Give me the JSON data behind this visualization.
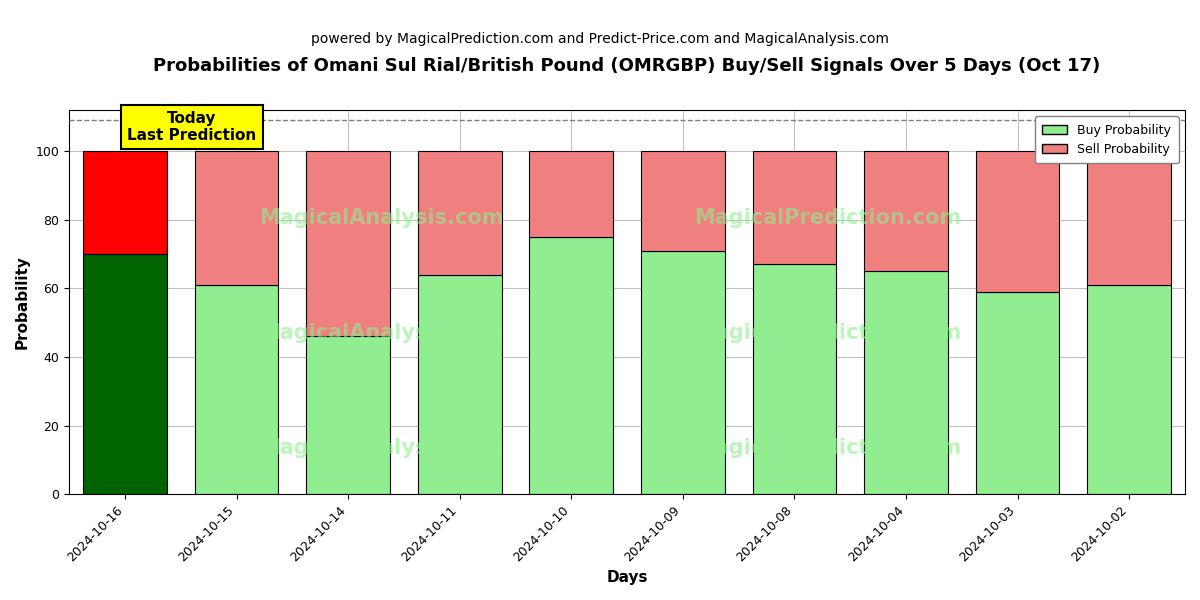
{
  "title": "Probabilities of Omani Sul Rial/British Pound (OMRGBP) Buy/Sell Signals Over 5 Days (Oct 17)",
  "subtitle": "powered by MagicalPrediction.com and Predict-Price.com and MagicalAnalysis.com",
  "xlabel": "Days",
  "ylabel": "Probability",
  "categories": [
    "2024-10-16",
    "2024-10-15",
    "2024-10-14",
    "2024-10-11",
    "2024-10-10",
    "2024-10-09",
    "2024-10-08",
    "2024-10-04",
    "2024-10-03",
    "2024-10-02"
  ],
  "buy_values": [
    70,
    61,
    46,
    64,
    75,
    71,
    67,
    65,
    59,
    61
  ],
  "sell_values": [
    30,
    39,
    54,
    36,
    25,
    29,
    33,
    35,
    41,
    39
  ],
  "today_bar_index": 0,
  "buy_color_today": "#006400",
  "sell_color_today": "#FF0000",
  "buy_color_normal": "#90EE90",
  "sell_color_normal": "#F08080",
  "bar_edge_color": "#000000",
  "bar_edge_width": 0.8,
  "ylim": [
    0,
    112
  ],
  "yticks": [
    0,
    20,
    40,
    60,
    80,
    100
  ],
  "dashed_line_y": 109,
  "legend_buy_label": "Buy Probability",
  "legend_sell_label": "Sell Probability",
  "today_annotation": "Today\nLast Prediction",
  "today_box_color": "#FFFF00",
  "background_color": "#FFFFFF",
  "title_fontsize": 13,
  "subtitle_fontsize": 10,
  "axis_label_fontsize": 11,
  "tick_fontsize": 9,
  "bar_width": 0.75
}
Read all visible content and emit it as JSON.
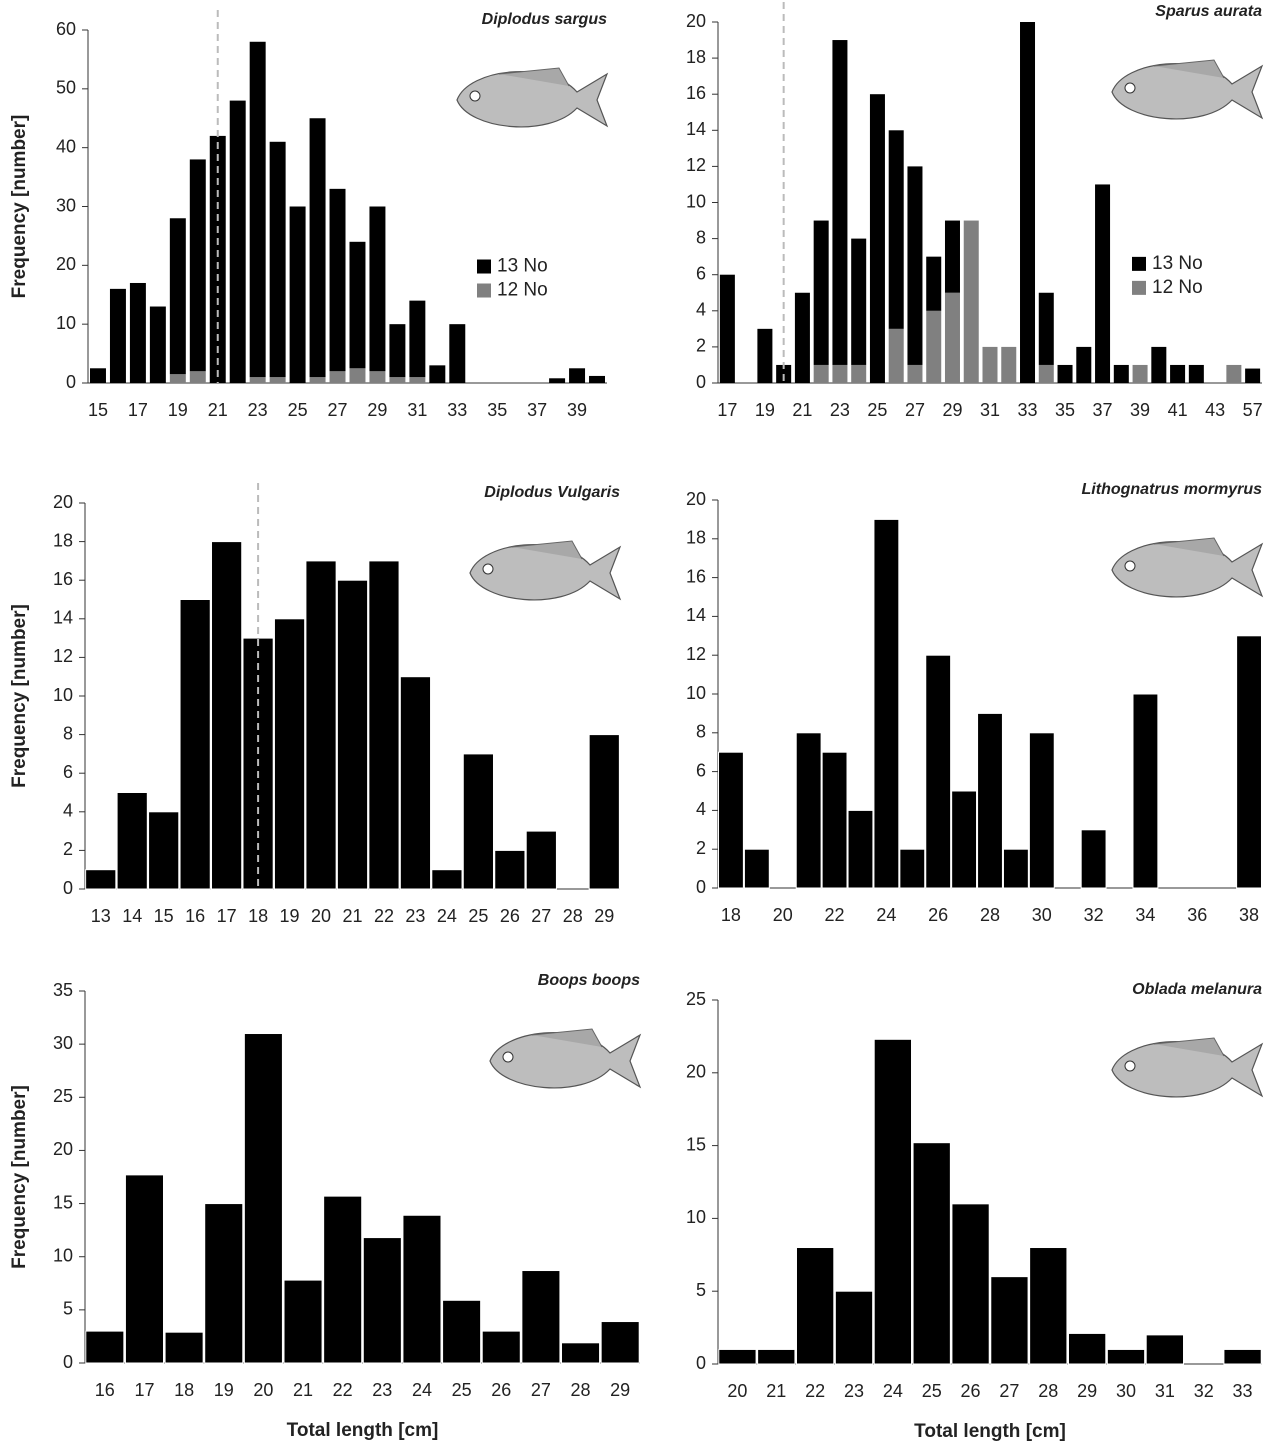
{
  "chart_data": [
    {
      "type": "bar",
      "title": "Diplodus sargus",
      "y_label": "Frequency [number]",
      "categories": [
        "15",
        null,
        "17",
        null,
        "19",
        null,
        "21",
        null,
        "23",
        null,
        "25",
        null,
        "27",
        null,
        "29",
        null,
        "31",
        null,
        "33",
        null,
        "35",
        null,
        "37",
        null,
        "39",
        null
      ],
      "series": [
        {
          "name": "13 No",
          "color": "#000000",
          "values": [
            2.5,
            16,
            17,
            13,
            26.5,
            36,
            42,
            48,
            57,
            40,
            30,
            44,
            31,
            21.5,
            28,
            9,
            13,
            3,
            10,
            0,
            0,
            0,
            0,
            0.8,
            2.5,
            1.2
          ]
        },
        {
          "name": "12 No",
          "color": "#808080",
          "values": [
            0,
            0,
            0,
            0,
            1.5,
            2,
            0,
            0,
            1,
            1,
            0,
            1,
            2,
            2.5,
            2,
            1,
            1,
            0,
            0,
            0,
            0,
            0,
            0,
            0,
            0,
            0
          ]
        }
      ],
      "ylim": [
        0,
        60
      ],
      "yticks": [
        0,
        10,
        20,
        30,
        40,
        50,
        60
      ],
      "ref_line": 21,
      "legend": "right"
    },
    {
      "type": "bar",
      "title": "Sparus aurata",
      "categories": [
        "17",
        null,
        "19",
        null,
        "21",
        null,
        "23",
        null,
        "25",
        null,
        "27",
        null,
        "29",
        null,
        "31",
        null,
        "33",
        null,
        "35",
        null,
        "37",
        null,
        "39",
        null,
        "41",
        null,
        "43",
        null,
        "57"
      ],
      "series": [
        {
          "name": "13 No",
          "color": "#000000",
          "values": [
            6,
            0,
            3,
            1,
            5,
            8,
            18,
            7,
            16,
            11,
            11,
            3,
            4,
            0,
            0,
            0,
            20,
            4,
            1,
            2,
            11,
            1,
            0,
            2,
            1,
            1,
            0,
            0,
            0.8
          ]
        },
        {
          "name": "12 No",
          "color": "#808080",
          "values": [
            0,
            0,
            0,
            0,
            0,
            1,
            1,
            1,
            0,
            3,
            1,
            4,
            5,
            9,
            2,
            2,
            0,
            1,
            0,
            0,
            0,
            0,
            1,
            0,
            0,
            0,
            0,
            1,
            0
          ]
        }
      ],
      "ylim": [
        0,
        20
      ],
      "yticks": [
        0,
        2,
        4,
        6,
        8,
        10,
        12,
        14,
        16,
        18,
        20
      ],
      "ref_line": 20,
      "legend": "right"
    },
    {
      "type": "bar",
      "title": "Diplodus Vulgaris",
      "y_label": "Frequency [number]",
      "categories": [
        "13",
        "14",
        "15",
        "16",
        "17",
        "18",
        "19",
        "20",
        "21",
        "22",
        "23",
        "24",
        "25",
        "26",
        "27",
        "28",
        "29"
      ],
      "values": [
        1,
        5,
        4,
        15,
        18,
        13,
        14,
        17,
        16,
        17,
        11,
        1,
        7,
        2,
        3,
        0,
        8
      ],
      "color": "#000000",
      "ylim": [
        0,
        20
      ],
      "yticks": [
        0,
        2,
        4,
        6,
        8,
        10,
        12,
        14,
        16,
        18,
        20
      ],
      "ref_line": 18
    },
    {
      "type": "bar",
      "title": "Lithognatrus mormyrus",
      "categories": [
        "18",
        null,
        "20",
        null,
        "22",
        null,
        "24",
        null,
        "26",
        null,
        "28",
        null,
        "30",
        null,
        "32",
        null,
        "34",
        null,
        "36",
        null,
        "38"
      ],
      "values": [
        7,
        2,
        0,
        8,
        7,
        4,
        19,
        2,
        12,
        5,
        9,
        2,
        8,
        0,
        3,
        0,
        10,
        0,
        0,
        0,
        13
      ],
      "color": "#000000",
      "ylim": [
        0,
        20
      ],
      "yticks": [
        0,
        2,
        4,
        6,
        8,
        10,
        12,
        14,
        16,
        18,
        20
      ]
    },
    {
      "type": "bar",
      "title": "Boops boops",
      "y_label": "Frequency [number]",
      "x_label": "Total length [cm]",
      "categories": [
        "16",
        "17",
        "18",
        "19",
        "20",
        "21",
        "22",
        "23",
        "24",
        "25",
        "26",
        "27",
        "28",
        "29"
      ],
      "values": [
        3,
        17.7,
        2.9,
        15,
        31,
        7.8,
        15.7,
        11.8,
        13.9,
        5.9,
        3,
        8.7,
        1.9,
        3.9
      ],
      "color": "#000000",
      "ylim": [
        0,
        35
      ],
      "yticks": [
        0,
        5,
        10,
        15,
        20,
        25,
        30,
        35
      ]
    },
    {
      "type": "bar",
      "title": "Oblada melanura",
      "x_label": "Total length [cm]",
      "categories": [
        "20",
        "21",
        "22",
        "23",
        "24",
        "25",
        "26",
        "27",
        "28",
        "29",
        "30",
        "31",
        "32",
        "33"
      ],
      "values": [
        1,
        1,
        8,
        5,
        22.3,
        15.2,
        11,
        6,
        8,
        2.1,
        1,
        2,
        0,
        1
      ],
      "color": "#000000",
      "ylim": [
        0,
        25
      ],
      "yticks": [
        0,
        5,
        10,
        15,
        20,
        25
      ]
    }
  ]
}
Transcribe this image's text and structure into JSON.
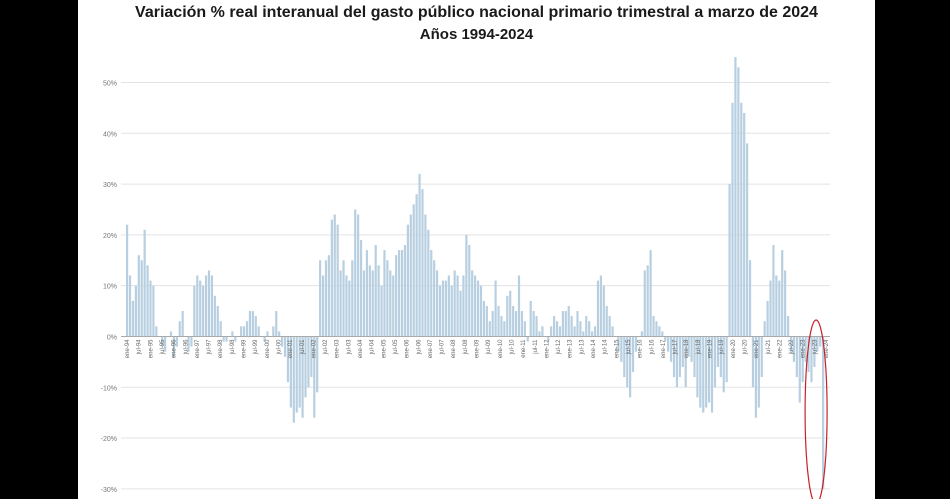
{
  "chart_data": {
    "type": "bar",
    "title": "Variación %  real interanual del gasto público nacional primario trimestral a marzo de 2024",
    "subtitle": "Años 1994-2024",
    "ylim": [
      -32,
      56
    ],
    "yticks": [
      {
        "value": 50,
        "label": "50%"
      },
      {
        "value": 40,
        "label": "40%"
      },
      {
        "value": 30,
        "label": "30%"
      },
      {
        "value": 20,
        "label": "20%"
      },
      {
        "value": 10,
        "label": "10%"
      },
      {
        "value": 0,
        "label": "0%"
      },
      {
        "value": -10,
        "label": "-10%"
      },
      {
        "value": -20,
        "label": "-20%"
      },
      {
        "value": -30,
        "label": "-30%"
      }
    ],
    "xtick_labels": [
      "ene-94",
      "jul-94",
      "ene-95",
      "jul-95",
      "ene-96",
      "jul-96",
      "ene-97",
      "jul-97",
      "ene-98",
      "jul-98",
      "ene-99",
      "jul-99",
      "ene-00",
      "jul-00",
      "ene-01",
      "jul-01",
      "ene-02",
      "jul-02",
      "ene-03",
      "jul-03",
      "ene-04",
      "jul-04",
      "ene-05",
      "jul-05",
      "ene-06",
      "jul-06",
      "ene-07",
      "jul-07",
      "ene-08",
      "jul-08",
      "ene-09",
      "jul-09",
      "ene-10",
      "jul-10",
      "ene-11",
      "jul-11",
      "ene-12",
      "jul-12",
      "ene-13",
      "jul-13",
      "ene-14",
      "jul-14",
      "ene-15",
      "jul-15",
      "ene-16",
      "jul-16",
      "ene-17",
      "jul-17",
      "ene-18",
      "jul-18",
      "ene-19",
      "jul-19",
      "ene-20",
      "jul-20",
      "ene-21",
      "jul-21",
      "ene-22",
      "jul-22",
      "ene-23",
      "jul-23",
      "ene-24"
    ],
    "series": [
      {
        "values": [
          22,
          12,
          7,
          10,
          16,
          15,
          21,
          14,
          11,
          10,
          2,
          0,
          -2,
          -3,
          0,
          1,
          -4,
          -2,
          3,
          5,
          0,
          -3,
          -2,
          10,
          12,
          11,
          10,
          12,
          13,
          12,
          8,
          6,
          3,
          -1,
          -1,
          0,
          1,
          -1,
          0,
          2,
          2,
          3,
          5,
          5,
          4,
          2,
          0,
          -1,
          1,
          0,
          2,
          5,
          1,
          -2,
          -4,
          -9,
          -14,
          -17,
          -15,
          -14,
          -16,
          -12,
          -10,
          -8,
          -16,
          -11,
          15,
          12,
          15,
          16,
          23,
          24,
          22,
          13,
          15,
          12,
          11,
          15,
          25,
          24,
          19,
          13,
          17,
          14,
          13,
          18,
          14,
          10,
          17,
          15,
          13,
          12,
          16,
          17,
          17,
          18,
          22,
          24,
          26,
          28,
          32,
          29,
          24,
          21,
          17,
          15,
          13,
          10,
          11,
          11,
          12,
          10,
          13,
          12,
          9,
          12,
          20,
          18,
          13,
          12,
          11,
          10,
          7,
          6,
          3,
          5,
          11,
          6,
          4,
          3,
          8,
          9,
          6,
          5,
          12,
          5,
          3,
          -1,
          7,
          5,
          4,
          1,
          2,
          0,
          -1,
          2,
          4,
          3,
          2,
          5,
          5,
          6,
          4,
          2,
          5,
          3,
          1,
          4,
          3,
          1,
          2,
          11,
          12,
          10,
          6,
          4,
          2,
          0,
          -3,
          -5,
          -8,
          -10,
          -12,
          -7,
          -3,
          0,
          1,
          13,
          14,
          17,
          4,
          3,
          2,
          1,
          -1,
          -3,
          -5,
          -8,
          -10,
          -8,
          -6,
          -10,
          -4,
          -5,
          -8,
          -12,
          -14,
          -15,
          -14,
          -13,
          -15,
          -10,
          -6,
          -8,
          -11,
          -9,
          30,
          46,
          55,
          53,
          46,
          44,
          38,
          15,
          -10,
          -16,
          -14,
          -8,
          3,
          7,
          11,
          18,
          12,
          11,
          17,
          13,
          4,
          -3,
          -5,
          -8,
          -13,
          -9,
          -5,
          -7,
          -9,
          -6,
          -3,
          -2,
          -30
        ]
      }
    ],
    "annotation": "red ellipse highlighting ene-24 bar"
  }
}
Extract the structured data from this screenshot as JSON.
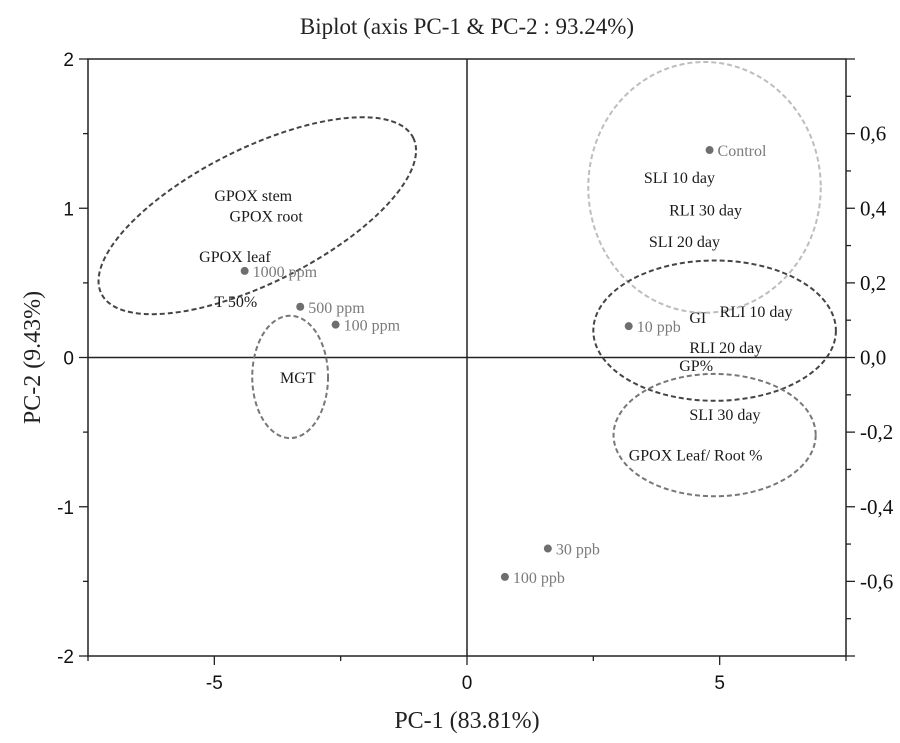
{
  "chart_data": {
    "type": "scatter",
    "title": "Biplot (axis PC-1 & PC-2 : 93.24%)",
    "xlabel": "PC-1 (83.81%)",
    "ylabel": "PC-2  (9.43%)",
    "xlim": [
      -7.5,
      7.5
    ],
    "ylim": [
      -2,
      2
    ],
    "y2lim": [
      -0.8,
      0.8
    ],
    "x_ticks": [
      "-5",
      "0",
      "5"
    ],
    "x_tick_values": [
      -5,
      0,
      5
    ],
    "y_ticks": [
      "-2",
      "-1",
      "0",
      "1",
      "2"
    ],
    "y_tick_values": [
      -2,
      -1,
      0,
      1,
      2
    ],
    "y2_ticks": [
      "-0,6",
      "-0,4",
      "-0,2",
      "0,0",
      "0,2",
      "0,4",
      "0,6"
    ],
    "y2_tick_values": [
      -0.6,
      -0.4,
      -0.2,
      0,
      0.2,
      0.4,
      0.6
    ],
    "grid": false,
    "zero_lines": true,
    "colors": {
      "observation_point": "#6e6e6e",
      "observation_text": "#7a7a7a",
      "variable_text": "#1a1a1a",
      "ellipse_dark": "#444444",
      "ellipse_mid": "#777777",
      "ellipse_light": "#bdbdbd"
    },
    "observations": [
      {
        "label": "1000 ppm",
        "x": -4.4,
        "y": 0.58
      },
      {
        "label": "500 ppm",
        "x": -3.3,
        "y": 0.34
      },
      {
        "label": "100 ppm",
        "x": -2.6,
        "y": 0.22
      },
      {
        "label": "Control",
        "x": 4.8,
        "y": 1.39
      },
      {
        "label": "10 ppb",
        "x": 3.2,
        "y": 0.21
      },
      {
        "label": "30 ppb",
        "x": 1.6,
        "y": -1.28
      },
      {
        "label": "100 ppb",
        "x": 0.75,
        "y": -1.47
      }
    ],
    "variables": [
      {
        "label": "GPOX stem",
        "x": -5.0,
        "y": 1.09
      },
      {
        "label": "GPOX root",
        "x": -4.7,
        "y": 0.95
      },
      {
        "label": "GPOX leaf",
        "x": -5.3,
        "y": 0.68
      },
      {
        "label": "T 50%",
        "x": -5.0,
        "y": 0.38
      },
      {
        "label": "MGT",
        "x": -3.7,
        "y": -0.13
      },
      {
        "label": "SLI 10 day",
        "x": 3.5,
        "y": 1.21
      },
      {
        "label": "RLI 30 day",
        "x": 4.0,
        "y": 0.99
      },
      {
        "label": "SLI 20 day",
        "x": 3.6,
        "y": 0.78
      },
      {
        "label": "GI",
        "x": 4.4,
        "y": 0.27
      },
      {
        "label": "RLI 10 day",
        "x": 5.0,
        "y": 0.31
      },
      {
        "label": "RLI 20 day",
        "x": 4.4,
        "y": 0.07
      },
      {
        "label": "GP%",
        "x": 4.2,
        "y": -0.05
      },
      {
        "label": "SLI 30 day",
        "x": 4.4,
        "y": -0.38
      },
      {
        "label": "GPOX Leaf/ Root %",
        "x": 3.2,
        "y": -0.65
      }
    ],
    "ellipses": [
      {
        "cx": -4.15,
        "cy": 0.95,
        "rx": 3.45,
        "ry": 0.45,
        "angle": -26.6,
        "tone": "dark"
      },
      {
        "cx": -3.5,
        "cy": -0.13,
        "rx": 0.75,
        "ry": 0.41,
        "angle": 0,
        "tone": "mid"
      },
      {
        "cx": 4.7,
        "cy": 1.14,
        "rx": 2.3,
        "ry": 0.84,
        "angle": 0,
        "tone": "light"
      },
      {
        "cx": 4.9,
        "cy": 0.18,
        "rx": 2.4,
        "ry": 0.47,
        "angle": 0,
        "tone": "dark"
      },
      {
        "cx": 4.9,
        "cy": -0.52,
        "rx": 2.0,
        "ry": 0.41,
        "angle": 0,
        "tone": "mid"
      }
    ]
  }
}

##############################

WHAT THE EXERCISE ASKS: Give the count of lines in the data shown above that contain "Diplodus", and nothing else.

FULL OUTPUT: 2